(Data items)
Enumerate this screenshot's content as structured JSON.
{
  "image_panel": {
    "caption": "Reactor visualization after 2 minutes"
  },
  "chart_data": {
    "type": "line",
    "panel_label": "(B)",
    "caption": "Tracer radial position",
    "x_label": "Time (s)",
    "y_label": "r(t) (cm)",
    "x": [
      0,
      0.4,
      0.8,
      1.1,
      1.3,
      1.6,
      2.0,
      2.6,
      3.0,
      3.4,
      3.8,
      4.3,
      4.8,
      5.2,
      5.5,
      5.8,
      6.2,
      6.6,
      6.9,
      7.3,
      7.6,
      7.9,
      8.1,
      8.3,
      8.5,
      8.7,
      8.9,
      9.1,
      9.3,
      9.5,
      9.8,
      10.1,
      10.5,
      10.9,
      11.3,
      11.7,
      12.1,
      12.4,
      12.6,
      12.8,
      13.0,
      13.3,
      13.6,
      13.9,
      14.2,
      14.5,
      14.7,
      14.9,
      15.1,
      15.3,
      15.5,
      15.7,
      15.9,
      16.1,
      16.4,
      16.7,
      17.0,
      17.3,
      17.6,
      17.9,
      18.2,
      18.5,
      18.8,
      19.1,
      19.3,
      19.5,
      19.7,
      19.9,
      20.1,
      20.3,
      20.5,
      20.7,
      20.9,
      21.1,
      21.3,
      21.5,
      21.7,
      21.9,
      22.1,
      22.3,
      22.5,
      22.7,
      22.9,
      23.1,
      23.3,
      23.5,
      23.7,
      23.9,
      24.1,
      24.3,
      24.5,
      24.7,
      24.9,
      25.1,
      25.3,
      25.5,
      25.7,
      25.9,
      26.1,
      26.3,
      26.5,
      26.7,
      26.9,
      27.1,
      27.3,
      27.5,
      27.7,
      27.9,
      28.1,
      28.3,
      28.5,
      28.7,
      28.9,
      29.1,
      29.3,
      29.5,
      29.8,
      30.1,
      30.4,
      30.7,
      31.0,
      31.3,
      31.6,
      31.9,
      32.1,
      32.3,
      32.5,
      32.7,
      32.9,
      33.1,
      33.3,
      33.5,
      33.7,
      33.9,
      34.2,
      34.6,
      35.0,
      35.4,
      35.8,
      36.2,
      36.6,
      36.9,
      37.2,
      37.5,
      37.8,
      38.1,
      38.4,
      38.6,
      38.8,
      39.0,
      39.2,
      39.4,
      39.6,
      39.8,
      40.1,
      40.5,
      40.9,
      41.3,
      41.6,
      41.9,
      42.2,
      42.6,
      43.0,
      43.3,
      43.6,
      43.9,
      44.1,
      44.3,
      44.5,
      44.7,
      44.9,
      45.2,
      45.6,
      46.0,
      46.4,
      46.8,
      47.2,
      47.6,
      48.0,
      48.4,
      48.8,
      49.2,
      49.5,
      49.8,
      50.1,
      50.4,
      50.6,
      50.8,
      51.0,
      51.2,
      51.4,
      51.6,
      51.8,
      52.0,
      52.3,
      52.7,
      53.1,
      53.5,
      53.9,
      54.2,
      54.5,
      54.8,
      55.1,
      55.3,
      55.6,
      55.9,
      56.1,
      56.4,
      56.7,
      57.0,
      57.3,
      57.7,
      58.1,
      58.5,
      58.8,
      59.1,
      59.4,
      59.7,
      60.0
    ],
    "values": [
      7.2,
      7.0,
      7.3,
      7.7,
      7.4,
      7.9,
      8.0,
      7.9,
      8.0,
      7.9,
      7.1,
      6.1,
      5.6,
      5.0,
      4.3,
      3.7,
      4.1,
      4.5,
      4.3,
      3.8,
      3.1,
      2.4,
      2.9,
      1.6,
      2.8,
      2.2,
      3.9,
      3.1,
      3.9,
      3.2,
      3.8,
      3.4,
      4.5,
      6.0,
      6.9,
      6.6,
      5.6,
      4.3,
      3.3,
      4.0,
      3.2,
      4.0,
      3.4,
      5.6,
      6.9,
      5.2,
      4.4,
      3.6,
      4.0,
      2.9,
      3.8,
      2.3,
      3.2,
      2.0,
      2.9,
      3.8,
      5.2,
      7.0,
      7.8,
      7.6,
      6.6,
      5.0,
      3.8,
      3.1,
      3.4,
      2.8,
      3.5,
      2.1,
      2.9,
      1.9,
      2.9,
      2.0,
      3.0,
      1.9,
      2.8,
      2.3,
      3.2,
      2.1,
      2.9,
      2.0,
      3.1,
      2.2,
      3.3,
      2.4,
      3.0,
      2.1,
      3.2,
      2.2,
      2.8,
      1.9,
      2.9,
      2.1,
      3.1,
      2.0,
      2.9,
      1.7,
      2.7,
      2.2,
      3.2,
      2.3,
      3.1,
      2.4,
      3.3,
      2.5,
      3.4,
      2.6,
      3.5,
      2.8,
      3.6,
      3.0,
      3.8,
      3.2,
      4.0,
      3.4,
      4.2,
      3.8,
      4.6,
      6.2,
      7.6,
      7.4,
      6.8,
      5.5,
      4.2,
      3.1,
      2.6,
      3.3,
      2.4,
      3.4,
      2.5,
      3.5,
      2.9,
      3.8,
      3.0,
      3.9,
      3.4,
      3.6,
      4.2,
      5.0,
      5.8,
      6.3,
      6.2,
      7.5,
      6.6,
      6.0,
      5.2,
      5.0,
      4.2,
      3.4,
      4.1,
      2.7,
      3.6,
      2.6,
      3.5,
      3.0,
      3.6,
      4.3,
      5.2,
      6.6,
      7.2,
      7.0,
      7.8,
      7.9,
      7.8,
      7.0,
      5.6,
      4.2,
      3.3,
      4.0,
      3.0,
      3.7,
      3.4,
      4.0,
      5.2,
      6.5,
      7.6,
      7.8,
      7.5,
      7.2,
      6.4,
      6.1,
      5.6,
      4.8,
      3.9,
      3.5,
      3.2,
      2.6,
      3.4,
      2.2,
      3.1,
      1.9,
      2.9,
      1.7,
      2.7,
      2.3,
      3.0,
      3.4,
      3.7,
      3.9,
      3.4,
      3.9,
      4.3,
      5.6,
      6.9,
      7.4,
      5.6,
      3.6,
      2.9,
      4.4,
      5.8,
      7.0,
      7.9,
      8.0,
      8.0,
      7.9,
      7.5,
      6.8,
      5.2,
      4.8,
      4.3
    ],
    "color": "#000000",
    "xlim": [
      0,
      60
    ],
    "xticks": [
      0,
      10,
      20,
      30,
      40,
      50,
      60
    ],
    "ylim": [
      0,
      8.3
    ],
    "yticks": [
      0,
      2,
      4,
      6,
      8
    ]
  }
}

- **WHAT IS REQUIRED**
Your task is to extract all of the records exactly.

- **TASK RESULT**
Enumerate this screenshot's content as structured JSON.
{
  "image_panel": {
    "caption": "Reactor visualization after 2 minutes"
  },
  "chart_data": {
    "type": "line",
    "panel_label": "(B)",
    "caption": "Tracer radial position",
    "x_label": "Time (s)",
    "y_label": "r(t) (cm)",
    "x": [
      0,
      0.4,
      0.8,
      1.1,
      1.3,
      1.6,
      2.0,
      2.6,
      3.0,
      3.4,
      3.8,
      4.3,
      4.8,
      5.2,
      5.5,
      5.8,
      6.2,
      6.6,
      6.9,
      7.3,
      7.6,
      7.9,
      8.1,
      8.3,
      8.5,
      8.7,
      8.9,
      9.1,
      9.3,
      9.5,
      9.8,
      10.1,
      10.5,
      10.9,
      11.3,
      11.7,
      12.1,
      12.4,
      12.6,
      12.8,
      13.0,
      13.3,
      13.6,
      13.9,
      14.2,
      14.5,
      14.7,
      14.9,
      15.1,
      15.3,
      15.5,
      15.7,
      15.9,
      16.1,
      16.4,
      16.7,
      17.0,
      17.3,
      17.6,
      17.9,
      18.2,
      18.5,
      18.8,
      19.1,
      19.3,
      19.5,
      19.7,
      19.9,
      20.1,
      20.3,
      20.5,
      20.7,
      20.9,
      21.1,
      21.3,
      21.5,
      21.7,
      21.9,
      22.1,
      22.3,
      22.5,
      22.7,
      22.9,
      23.1,
      23.3,
      23.5,
      23.7,
      23.9,
      24.1,
      24.3,
      24.5,
      24.7,
      24.9,
      25.1,
      25.3,
      25.5,
      25.7,
      25.9,
      26.1,
      26.3,
      26.5,
      26.7,
      26.9,
      27.1,
      27.3,
      27.5,
      27.7,
      27.9,
      28.1,
      28.3,
      28.5,
      28.7,
      28.9,
      29.1,
      29.3,
      29.5,
      29.8,
      30.1,
      30.4,
      30.7,
      31.0,
      31.3,
      31.6,
      31.9,
      32.1,
      32.3,
      32.5,
      32.7,
      32.9,
      33.1,
      33.3,
      33.5,
      33.7,
      33.9,
      34.2,
      34.6,
      35.0,
      35.4,
      35.8,
      36.2,
      36.6,
      36.9,
      37.2,
      37.5,
      37.8,
      38.1,
      38.4,
      38.6,
      38.8,
      39.0,
      39.2,
      39.4,
      39.6,
      39.8,
      40.1,
      40.5,
      40.9,
      41.3,
      41.6,
      41.9,
      42.2,
      42.6,
      43.0,
      43.3,
      43.6,
      43.9,
      44.1,
      44.3,
      44.5,
      44.7,
      44.9,
      45.2,
      45.6,
      46.0,
      46.4,
      46.8,
      47.2,
      47.6,
      48.0,
      48.4,
      48.8,
      49.2,
      49.5,
      49.8,
      50.1,
      50.4,
      50.6,
      50.8,
      51.0,
      51.2,
      51.4,
      51.6,
      51.8,
      52.0,
      52.3,
      52.7,
      53.1,
      53.5,
      53.9,
      54.2,
      54.5,
      54.8,
      55.1,
      55.3,
      55.6,
      55.9,
      56.1,
      56.4,
      56.7,
      57.0,
      57.3,
      57.7,
      58.1,
      58.5,
      58.8,
      59.1,
      59.4,
      59.7,
      60.0
    ],
    "values": [
      7.2,
      7.0,
      7.3,
      7.7,
      7.4,
      7.9,
      8.0,
      7.9,
      8.0,
      7.9,
      7.1,
      6.1,
      5.6,
      5.0,
      4.3,
      3.7,
      4.1,
      4.5,
      4.3,
      3.8,
      3.1,
      2.4,
      2.9,
      1.6,
      2.8,
      2.2,
      3.9,
      3.1,
      3.9,
      3.2,
      3.8,
      3.4,
      4.5,
      6.0,
      6.9,
      6.6,
      5.6,
      4.3,
      3.3,
      4.0,
      3.2,
      4.0,
      3.4,
      5.6,
      6.9,
      5.2,
      4.4,
      3.6,
      4.0,
      2.9,
      3.8,
      2.3,
      3.2,
      2.0,
      2.9,
      3.8,
      5.2,
      7.0,
      7.8,
      7.6,
      6.6,
      5.0,
      3.8,
      3.1,
      3.4,
      2.8,
      3.5,
      2.1,
      2.9,
      1.9,
      2.9,
      2.0,
      3.0,
      1.9,
      2.8,
      2.3,
      3.2,
      2.1,
      2.9,
      2.0,
      3.1,
      2.2,
      3.3,
      2.4,
      3.0,
      2.1,
      3.2,
      2.2,
      2.8,
      1.9,
      2.9,
      2.1,
      3.1,
      2.0,
      2.9,
      1.7,
      2.7,
      2.2,
      3.2,
      2.3,
      3.1,
      2.4,
      3.3,
      2.5,
      3.4,
      2.6,
      3.5,
      2.8,
      3.6,
      3.0,
      3.8,
      3.2,
      4.0,
      3.4,
      4.2,
      3.8,
      4.6,
      6.2,
      7.6,
      7.4,
      6.8,
      5.5,
      4.2,
      3.1,
      2.6,
      3.3,
      2.4,
      3.4,
      2.5,
      3.5,
      2.9,
      3.8,
      3.0,
      3.9,
      3.4,
      3.6,
      4.2,
      5.0,
      5.8,
      6.3,
      6.2,
      7.5,
      6.6,
      6.0,
      5.2,
      5.0,
      4.2,
      3.4,
      4.1,
      2.7,
      3.6,
      2.6,
      3.5,
      3.0,
      3.6,
      4.3,
      5.2,
      6.6,
      7.2,
      7.0,
      7.8,
      7.9,
      7.8,
      7.0,
      5.6,
      4.2,
      3.3,
      4.0,
      3.0,
      3.7,
      3.4,
      4.0,
      5.2,
      6.5,
      7.6,
      7.8,
      7.5,
      7.2,
      6.4,
      6.1,
      5.6,
      4.8,
      3.9,
      3.5,
      3.2,
      2.6,
      3.4,
      2.2,
      3.1,
      1.9,
      2.9,
      1.7,
      2.7,
      2.3,
      3.0,
      3.4,
      3.7,
      3.9,
      3.4,
      3.9,
      4.3,
      5.6,
      6.9,
      7.4,
      5.6,
      3.6,
      2.9,
      4.4,
      5.8,
      7.0,
      7.9,
      8.0,
      8.0,
      7.9,
      7.5,
      6.8,
      5.2,
      4.8,
      4.3
    ],
    "color": "#000000",
    "xlim": [
      0,
      60
    ],
    "xticks": [
      0,
      10,
      20,
      30,
      40,
      50,
      60
    ],
    "ylim": [
      0,
      8.3
    ],
    "yticks": [
      0,
      2,
      4,
      6,
      8
    ]
  }
}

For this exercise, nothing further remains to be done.